=== WHAT IS NEEDED ===
From the entries below, pull out each line where "this" appears.

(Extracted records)
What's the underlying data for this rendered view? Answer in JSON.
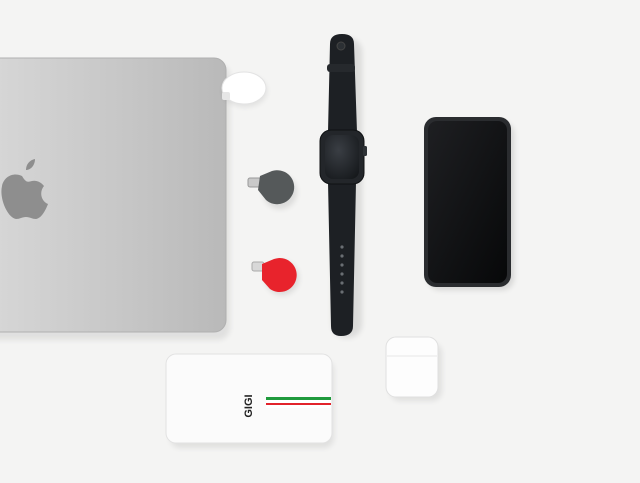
{
  "scene": {
    "background": "#f4f4f3",
    "items": [
      {
        "name": "laptop",
        "color": "#c9c9c9"
      },
      {
        "name": "apple-logo",
        "color": "#8e8e8e"
      },
      {
        "name": "charger-puck-white",
        "color": "#ffffff"
      },
      {
        "name": "charger-gray",
        "color": "#55595a"
      },
      {
        "name": "charger-red",
        "color": "#e8232c"
      },
      {
        "name": "smartwatch",
        "color": "#1b1e22"
      },
      {
        "name": "smartphone",
        "color": "#111214"
      },
      {
        "name": "power-bank",
        "color": "#fbfbfb"
      },
      {
        "name": "earbuds-case",
        "color": "#fdfdfd"
      }
    ]
  },
  "power_bank": {
    "brand": "GIGI",
    "stripe_colors": [
      "#1f9a3c",
      "#ffffff",
      "#e2232b"
    ]
  }
}
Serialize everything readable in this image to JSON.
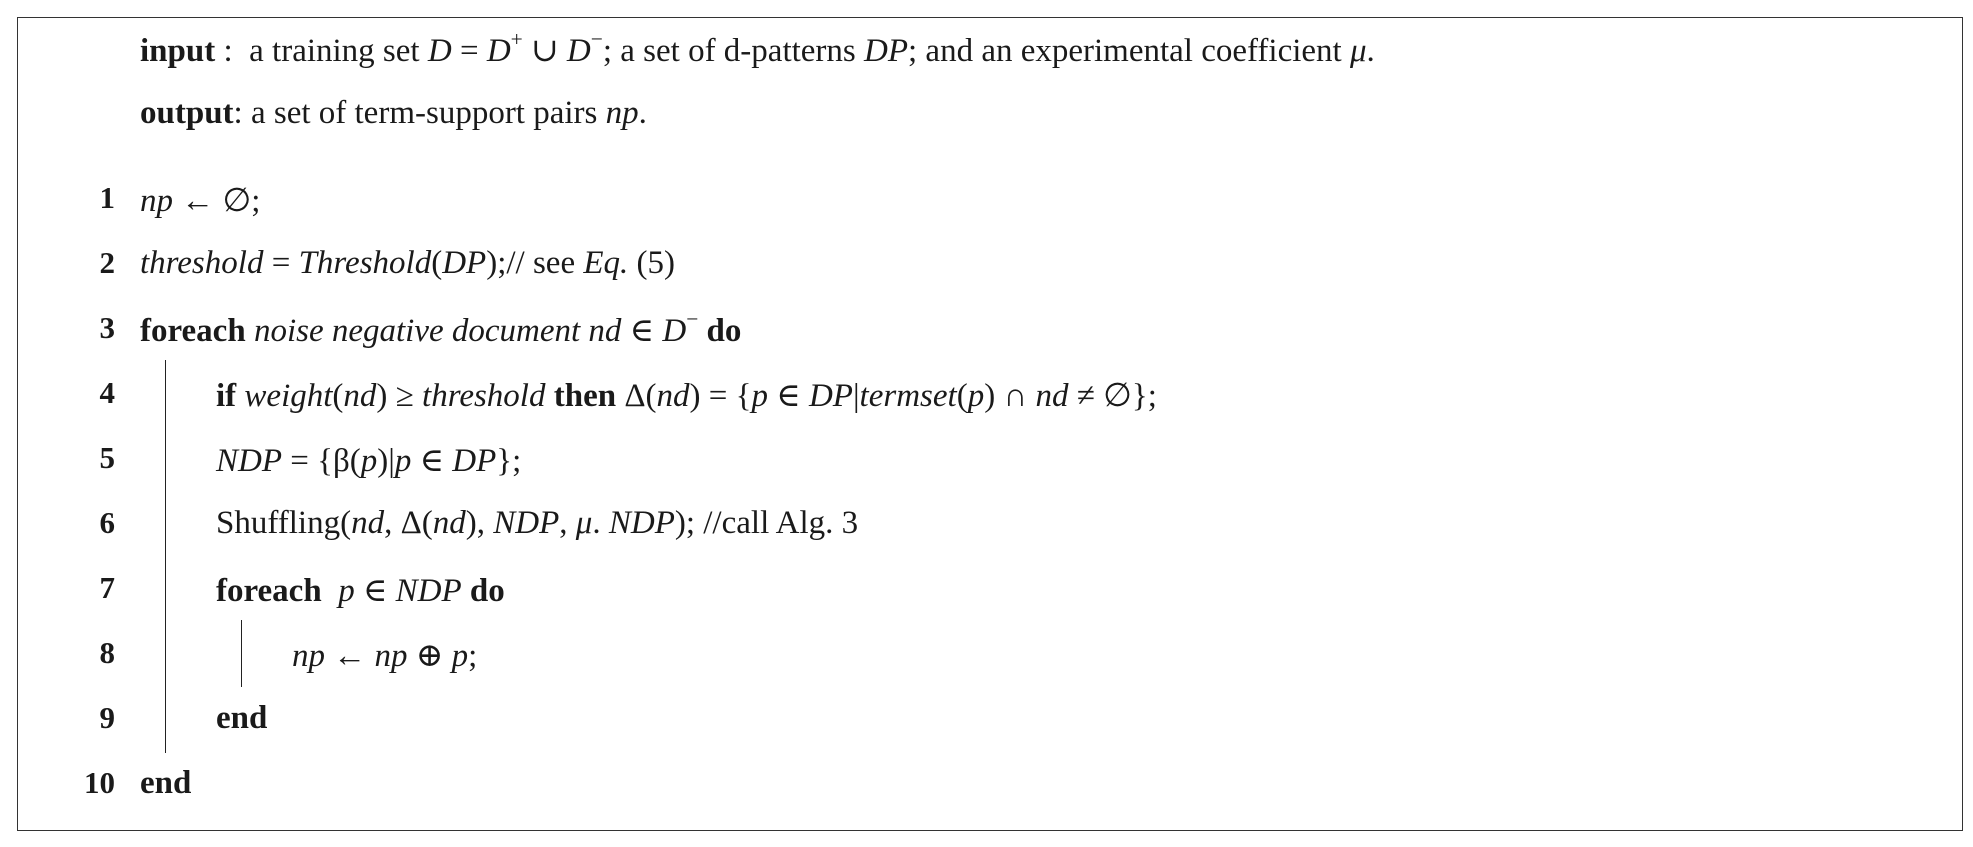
{
  "header": {
    "input_label": "input",
    "input_sep": " : ",
    "input_text_1": "a training set ",
    "input_math_1": "D",
    "input_eq": " = ",
    "input_math_2": "D",
    "input_sup_1": "+",
    "input_cup": " ∪ ",
    "input_math_3": "D",
    "input_sup_2": "−",
    "input_text_2": "; a set of d-patterns ",
    "input_math_4": "DP",
    "input_text_3": "; and an experimental coefficient ",
    "input_math_5": "μ",
    "input_text_4": ".",
    "output_label": "output",
    "output_text_1": ": a set of term-support pairs ",
    "output_math_1": "np",
    "output_text_2": "."
  },
  "lines": [
    {
      "no": "1",
      "a": "np",
      "b": " ← ∅;"
    },
    {
      "no": "2",
      "a": "threshold",
      "b": " = ",
      "c": "Threshold",
      "d": "(",
      "e": "DP",
      "f": ");// see ",
      "g": "Eq.",
      "h": " (5)"
    },
    {
      "no": "3",
      "kw1": "foreach",
      "a": " noise negative document ",
      "b": "nd",
      "c": " ∈ ",
      "d": "D",
      "sup": "−",
      "kw2": " do"
    },
    {
      "no": "4",
      "kw1": "if",
      "a": " weight",
      "b": "(",
      "c": "nd",
      "d": ") ≥ ",
      "e": "threshold",
      "kw2": " then",
      "f": " Δ(",
      "g": "nd",
      "h": ") = {",
      "i": "p",
      "j": " ∈ ",
      "k": "DP",
      "l": "|",
      "m": "termset",
      "n": "(",
      "o": "p",
      "p": ") ∩ ",
      "q": "nd",
      "r": " ≠ ∅};"
    },
    {
      "no": "5",
      "a": "NDP",
      "b": " = {β(",
      "c": "p",
      "d": ")|",
      "e": "p",
      "f": " ∈ ",
      "g": "DP",
      "h": "};"
    },
    {
      "no": "6",
      "a": "Shuffling(",
      "b": "nd",
      "c": ", Δ(",
      "d": "nd",
      "e": "), ",
      "f": "NDP",
      "g": ", ",
      "h": "μ",
      "i": ". ",
      "j": "NDP",
      "k": "); //call Alg. 3"
    },
    {
      "no": "7",
      "kw1": "foreach",
      "a": "  ",
      "b": "p",
      "c": " ∈ ",
      "d": "NDP",
      "kw2": " do"
    },
    {
      "no": "8",
      "a": "np",
      "b": " ← ",
      "c": "np",
      "d": " ⊕ ",
      "e": "p",
      "f": ";"
    },
    {
      "no": "9",
      "kw1": "end"
    },
    {
      "no": "10",
      "kw1": "end"
    }
  ]
}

=== WRITTEN ANSWER ===
What's the underlying data for this rendered view? Answer in JSON.
Serialize everything readable in this image to JSON.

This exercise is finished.